Task directions: Nothing before the line containing "What does this" belongs in the answer; quote that line and all lines after it through the end of the material, word for word.
--- Start Given records ---
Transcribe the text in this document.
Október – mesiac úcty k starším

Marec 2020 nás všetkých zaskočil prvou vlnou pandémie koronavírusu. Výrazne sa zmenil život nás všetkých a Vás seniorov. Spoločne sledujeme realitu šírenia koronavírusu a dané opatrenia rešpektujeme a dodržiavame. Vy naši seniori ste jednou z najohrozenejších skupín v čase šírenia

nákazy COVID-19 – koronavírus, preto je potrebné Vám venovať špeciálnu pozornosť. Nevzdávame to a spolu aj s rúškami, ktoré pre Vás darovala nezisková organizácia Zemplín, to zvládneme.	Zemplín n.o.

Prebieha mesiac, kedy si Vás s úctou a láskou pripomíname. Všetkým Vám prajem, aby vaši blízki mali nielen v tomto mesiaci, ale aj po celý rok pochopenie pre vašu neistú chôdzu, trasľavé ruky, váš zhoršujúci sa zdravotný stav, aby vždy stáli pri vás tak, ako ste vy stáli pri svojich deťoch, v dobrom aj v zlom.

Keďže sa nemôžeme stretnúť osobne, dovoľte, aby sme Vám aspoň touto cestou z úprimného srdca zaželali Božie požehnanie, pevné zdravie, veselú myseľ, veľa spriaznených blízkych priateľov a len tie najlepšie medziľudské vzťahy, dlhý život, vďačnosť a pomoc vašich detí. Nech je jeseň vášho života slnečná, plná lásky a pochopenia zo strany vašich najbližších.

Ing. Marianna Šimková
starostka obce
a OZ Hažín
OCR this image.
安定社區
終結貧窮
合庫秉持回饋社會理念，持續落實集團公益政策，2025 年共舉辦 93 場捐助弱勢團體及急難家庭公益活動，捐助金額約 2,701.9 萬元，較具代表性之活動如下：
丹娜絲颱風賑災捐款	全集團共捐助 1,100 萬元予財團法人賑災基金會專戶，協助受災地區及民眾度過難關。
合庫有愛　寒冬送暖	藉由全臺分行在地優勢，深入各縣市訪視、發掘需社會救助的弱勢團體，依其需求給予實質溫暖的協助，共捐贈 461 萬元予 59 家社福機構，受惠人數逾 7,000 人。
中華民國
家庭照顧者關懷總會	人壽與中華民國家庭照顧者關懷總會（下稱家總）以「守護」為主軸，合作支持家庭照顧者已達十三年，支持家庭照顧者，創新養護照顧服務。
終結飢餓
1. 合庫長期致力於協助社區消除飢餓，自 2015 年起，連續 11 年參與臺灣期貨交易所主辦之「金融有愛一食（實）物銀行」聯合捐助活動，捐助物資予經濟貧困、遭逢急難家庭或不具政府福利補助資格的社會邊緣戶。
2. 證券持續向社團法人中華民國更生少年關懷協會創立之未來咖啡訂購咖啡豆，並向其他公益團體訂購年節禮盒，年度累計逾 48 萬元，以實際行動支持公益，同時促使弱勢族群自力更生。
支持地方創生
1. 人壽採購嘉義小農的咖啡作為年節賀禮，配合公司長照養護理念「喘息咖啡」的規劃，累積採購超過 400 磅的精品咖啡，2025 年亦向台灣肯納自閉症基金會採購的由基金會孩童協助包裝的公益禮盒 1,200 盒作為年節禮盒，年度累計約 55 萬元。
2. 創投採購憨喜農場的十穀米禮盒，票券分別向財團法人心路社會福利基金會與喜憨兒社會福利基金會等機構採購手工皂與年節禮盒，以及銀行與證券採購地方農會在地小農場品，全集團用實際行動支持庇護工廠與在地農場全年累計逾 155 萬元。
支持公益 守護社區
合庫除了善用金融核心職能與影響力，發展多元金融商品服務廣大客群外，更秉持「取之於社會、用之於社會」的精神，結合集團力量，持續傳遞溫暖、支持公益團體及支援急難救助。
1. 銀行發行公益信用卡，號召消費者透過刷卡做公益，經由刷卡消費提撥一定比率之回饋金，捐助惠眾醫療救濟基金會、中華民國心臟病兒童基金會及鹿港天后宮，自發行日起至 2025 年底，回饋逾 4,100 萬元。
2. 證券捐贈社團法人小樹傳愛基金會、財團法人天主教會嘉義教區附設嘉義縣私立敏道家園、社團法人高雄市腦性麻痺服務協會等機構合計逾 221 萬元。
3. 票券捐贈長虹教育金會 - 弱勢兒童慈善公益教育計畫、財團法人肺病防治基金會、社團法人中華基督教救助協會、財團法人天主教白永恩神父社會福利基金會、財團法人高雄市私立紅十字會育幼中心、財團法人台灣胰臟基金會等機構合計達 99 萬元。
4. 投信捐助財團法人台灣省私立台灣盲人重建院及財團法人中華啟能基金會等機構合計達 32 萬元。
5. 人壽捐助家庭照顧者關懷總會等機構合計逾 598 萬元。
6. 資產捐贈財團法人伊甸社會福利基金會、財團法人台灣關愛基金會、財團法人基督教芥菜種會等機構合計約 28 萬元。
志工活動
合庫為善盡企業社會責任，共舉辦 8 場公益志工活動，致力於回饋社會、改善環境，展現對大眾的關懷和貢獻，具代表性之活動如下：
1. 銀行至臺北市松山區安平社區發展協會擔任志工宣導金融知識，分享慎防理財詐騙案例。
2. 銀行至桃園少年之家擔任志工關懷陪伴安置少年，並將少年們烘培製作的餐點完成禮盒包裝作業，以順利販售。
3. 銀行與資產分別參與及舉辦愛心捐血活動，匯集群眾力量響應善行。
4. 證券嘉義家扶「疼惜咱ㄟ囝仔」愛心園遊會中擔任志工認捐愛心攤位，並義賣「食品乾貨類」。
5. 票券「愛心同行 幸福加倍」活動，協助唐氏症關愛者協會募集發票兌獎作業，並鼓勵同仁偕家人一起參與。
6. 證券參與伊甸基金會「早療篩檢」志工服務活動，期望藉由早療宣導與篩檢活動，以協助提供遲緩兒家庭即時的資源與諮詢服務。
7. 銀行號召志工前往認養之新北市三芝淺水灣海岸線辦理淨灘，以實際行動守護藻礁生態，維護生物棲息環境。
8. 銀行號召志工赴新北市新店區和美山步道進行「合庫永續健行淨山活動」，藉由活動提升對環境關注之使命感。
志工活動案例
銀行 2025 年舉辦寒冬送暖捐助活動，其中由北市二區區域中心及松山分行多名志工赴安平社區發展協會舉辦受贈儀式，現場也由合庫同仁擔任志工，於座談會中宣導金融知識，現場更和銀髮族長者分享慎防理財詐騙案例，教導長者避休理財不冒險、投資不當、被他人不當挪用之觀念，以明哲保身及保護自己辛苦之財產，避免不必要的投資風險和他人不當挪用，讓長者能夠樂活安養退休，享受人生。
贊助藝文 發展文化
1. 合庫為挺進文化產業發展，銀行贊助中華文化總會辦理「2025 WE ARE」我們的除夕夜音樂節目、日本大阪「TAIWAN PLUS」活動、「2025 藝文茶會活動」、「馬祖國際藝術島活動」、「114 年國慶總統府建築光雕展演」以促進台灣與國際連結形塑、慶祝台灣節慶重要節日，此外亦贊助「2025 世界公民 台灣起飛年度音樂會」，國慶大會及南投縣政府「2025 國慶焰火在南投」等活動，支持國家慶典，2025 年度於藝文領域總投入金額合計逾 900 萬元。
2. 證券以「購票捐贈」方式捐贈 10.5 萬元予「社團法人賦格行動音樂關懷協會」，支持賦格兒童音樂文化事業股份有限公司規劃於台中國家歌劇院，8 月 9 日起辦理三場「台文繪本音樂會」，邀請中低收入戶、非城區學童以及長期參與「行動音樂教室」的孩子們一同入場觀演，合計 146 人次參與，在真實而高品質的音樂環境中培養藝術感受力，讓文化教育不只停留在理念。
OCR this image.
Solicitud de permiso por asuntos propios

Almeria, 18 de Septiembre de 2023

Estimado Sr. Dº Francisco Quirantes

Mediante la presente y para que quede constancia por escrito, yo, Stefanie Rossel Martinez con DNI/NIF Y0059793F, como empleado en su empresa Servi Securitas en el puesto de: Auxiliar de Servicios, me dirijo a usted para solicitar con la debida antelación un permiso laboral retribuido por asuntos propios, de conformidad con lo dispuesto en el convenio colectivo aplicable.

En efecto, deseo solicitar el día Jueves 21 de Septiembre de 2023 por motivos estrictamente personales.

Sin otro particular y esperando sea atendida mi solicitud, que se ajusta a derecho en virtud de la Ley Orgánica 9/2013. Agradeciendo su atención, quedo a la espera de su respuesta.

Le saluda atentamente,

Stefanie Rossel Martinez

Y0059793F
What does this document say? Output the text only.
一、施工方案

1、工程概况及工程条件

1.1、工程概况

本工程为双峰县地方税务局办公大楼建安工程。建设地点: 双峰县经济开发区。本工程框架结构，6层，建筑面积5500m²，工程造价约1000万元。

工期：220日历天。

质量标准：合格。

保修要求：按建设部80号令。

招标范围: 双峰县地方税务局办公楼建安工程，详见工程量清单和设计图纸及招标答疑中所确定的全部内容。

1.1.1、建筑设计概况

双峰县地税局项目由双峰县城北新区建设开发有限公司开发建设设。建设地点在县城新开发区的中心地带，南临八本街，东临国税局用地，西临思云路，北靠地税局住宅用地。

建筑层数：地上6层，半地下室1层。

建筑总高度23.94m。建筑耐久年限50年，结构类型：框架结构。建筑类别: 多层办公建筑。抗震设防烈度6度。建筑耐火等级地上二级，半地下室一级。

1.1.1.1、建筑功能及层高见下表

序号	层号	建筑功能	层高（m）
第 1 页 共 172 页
--- End Given records ---
The solution:
What does this document say? Output the text only.
一、施工方案

1、工程概况及工程条件

1.1、工程概况

本工程为双峰县地方税务局办公大楼建安工程。建设地点: 双峰县经济开发区。本工程框架结构，6层，建筑面积5500m²，工程造价约1000万元。

工期：220日历天。

质量标准：合格。

保修要求：按建设部80号令。

招标范围: 双峰县地方税务局办公楼建安工程，详见工程量清单和设计图纸及招标答疑中所确定的全部内容。

1.1.1、建筑设计概况

双峰县地税局项目由双峰县城北新区建设开发有限公司开发建设设。建设地点在县城新开发区的中心地带，南临八本街，东临国税局用地，西临思云路，北靠地税局住宅用地。

建筑层数：地上6层，半地下室1层。

建筑总高度23.94m。建筑耐久年限50年，结构类型：框架结构。建筑类别: 多层办公建筑。抗震设防烈度6度。建筑耐火等级地上二级，半地下室一级。

1.1.1.1、建筑功能及层高见下表

序号	层号	建筑功能	层高（m）
第 1 页 共 172 页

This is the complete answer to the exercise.